Check each line of the records below and collect those that include the word "Levels".

■ ■ ■ ■ ■ ■ ■

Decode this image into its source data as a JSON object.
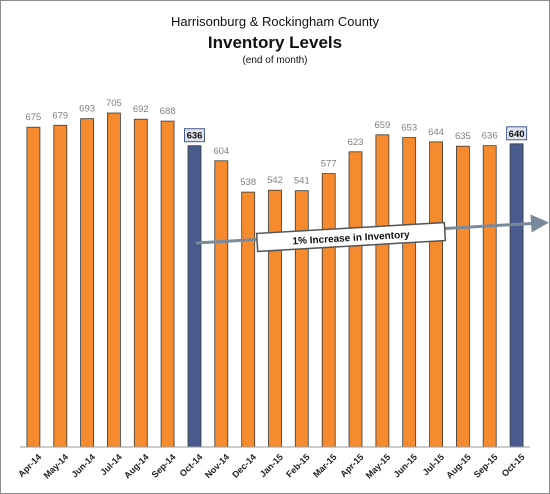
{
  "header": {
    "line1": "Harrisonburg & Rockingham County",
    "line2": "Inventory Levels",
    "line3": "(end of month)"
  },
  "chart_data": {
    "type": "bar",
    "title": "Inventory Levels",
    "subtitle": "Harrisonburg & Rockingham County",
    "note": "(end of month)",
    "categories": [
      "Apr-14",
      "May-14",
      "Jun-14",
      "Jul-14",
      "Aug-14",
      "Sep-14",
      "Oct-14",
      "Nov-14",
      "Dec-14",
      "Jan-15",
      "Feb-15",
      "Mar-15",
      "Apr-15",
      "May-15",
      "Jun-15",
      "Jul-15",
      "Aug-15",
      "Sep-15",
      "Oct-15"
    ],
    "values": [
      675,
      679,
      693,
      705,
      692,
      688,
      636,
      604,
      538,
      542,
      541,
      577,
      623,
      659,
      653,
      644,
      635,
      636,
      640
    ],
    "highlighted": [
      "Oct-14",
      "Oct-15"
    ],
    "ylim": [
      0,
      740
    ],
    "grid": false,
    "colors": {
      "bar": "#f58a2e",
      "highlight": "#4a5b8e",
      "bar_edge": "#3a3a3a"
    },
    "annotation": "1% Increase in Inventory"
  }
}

■ ■ ■ ■ ■ ■ ■

* **Solution for this task**:
    "line2": "Inventory Levels",
    "title": "Inventory Levels",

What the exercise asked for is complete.